-- Start --

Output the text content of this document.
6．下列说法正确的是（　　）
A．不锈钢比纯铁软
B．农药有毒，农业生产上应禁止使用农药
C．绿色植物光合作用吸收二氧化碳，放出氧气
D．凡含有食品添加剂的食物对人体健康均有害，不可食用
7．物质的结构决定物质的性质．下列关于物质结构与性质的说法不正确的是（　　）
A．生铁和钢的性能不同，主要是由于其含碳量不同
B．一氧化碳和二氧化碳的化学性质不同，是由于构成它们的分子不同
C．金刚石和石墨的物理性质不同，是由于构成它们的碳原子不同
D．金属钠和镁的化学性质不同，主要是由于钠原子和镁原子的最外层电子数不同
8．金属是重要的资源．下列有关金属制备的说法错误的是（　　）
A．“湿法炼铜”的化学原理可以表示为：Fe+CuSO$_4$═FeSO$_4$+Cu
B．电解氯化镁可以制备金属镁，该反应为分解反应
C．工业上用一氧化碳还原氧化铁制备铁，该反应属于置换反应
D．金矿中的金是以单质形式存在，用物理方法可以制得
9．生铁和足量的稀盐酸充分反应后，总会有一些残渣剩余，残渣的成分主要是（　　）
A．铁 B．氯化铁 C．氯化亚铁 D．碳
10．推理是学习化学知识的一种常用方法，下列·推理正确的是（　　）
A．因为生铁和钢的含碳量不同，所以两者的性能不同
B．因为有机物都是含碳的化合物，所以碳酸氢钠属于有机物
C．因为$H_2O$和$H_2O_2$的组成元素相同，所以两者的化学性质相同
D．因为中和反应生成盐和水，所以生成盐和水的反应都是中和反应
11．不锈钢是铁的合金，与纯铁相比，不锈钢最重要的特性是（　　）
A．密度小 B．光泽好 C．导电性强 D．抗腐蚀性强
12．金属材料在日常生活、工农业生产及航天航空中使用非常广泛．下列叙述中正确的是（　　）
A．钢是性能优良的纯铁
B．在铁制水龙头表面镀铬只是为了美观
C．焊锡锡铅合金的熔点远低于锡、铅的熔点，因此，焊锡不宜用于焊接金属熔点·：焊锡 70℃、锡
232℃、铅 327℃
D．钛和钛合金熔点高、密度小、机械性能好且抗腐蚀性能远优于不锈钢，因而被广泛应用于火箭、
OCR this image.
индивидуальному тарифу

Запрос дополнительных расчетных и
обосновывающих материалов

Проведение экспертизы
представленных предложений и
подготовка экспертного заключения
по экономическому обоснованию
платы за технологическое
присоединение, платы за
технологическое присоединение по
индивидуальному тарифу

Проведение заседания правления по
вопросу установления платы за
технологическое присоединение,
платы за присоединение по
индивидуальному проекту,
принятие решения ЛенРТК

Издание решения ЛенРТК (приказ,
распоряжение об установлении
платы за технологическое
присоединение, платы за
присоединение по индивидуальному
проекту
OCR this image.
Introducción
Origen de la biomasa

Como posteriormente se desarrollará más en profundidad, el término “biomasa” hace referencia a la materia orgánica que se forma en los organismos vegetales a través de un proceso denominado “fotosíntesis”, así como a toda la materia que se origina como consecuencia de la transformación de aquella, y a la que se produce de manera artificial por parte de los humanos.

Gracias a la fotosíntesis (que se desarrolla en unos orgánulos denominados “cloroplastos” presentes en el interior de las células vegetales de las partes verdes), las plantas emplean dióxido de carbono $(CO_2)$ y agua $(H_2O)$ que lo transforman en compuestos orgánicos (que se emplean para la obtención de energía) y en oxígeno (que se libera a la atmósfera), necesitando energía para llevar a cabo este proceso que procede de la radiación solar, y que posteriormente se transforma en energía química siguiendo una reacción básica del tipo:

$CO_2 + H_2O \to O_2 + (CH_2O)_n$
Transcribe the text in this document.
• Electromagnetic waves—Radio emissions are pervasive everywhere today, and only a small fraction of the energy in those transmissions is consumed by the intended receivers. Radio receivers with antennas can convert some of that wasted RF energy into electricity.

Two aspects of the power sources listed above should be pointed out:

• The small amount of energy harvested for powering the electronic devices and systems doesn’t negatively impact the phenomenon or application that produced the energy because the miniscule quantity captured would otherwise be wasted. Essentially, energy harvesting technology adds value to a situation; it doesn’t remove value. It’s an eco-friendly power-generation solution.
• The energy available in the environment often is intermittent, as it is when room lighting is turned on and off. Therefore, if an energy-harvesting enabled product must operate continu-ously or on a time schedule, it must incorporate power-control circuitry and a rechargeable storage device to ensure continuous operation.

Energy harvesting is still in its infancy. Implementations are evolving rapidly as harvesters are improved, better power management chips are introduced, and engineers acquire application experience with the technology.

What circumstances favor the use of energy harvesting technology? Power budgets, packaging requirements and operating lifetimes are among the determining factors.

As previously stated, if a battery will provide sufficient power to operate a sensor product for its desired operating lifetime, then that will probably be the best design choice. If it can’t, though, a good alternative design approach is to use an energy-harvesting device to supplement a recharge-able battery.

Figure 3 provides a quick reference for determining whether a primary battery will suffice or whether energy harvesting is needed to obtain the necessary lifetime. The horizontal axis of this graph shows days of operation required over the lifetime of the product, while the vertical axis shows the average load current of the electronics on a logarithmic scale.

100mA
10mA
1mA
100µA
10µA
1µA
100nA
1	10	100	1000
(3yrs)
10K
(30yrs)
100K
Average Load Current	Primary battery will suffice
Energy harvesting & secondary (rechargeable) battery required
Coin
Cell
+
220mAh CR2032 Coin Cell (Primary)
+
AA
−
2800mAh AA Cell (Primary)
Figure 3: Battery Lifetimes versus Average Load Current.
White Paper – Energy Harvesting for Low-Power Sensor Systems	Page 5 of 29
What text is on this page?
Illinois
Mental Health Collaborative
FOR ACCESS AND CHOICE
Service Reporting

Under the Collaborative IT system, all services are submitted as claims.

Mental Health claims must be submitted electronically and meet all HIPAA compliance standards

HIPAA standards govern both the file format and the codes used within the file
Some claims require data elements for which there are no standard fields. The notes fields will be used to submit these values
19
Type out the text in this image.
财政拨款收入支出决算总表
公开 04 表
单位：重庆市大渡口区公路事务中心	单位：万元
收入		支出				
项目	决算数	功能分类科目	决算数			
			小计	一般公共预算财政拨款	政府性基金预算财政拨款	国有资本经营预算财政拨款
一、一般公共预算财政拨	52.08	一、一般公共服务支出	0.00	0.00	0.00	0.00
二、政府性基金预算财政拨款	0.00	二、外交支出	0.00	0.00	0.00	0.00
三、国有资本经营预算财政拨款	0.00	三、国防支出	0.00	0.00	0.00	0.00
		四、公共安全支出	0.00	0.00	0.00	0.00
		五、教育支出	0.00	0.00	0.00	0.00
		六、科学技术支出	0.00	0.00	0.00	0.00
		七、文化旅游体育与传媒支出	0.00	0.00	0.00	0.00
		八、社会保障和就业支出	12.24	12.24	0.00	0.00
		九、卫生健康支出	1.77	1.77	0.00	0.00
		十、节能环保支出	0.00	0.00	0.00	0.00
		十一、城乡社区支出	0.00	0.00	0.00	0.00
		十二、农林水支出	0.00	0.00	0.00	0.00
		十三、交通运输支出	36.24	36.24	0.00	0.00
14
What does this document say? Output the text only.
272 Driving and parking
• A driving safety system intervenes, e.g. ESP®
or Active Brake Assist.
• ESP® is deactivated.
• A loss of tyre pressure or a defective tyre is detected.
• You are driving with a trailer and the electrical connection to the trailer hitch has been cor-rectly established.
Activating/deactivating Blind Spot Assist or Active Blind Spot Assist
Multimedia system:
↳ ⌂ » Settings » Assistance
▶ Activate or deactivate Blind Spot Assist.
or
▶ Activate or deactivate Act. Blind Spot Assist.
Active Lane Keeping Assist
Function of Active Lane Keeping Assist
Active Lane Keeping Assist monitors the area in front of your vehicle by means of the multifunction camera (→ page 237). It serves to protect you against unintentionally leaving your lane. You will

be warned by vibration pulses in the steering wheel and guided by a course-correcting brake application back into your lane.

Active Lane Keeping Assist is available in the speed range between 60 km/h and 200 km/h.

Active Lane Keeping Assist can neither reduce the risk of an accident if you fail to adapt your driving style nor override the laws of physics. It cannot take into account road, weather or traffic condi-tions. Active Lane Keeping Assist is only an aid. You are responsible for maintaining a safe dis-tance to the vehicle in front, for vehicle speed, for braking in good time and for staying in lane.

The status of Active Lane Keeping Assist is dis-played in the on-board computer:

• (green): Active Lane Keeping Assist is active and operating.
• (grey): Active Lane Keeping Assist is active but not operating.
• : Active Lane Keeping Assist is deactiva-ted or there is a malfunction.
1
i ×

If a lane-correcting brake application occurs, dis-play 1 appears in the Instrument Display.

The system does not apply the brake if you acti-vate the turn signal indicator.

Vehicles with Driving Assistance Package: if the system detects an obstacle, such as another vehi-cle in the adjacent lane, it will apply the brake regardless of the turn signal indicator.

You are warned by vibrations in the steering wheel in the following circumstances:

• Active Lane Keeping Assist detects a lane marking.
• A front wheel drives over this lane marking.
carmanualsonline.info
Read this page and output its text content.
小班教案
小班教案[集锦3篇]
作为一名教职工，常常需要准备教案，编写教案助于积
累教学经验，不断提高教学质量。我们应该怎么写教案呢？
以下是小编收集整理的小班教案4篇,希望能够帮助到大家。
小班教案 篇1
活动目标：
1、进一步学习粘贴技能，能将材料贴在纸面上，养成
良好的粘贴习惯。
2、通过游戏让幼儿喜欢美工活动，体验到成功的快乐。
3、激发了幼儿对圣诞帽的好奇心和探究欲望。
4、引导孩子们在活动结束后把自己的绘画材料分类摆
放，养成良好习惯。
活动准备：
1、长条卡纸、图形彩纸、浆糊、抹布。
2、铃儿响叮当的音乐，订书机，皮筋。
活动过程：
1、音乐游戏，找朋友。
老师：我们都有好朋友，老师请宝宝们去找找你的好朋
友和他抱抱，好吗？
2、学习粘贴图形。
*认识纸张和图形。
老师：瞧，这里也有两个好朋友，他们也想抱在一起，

-- End --

Request>
Identify the lines of the data that contain the word "operate". Copy each of them.

Completed task>
• The energy available in the environment often is intermittent, as it is when room lighting is turned on and off. Therefore, if an energy-harvesting enabled product must operate continu-ously or on a time schedule, it must incorporate power-control circuitry and a rechargeable storage device to ensure continuous operation.
As previously stated, if a battery will provide sufficient power to operate a sensor product for its desired operating lifetime, then that will probably be the best design choice. If it can’t, though, a good alternative design approach is to use an energy-harvesting device to supplement a recharge-able battery.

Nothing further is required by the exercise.